Without including the pictures, copy out every line below.
____ Data records
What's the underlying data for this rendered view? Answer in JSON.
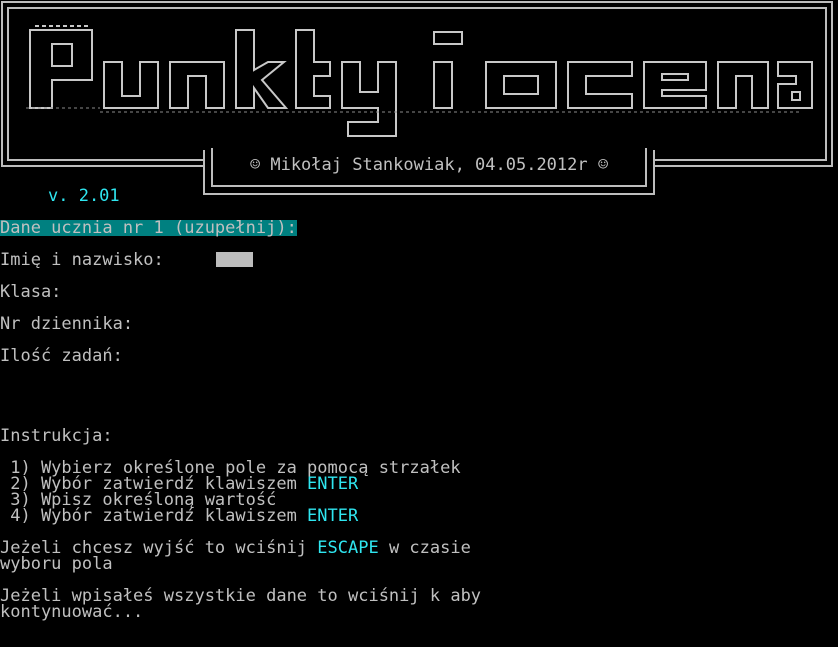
{
  "banner": {
    "logo_text": "Punkty i ocena",
    "author_line": "☺ Mikołaj Stankowiak, 04.05.2012r ☺"
  },
  "version": "v. 2.01",
  "form": {
    "header": "Dane ucznia nr 1 (uzupełnij):",
    "fields": [
      {
        "label": "Imię i nazwisko:",
        "value": ""
      },
      {
        "label": "Klasa:",
        "value": ""
      },
      {
        "label": "Nr dziennika:",
        "value": ""
      },
      {
        "label": "Ilość zadań:",
        "value": ""
      }
    ]
  },
  "instructions": {
    "title": "Instrukcja:",
    "steps": [
      {
        "text": " 1) Wybierz określone pole za pomocą strzałek",
        "key": ""
      },
      {
        "text": " 2) Wybór zatwierdź klawiszem ",
        "key": "ENTER"
      },
      {
        "text": " 3) Wpisz określoną wartość",
        "key": ""
      },
      {
        "text": " 4) Wybór zatwierdź klawiszem ",
        "key": "ENTER"
      }
    ],
    "escape_line1_pre": "Jeżeli chcesz wyjść to wciśnij ",
    "escape_key": "ESCAPE",
    "escape_line1_post": " w czasie",
    "escape_line2": "wyboru pola",
    "continue_line1": "Jeżeli wpisałeś wszystkie dane to wciśnij k aby",
    "continue_line2": "kontynuować..."
  },
  "colors": {
    "background": "#000000",
    "text": "#c0c0c0",
    "accent": "#2fe6f0",
    "header_bg": "#008080",
    "input_bg": "#bcbcbc"
  }
}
________
Answer in full:
What's the underlying data for this rendered view? Answer in JSON.
{
  "banner": {
    "logo_text": "Punkty i ocena",
    "author_line": "☺ Mikołaj Stankowiak, 04.05.2012r ☺"
  },
  "version": "v. 2.01",
  "form": {
    "header": "Dane ucznia nr 1 (uzupełnij):",
    "fields": [
      {
        "label": "Imię i nazwisko:",
        "value": ""
      },
      {
        "label": "Klasa:",
        "value": ""
      },
      {
        "label": "Nr dziennika:",
        "value": ""
      },
      {
        "label": "Ilość zadań:",
        "value": ""
      }
    ]
  },
  "instructions": {
    "title": "Instrukcja:",
    "steps": [
      {
        "text": " 1) Wybierz określone pole za pomocą strzałek",
        "key": ""
      },
      {
        "text": " 2) Wybór zatwierdź klawiszem ",
        "key": "ENTER"
      },
      {
        "text": " 3) Wpisz określoną wartość",
        "key": ""
      },
      {
        "text": " 4) Wybór zatwierdź klawiszem ",
        "key": "ENTER"
      }
    ],
    "escape_line1_pre": "Jeżeli chcesz wyjść to wciśnij ",
    "escape_key": "ESCAPE",
    "escape_line1_post": " w czasie",
    "escape_line2": "wyboru pola",
    "continue_line1": "Jeżeli wpisałeś wszystkie dane to wciśnij k aby",
    "continue_line2": "kontynuować..."
  },
  "colors": {
    "background": "#000000",
    "text": "#c0c0c0",
    "accent": "#2fe6f0",
    "header_bg": "#008080",
    "input_bg": "#bcbcbc"
  }
}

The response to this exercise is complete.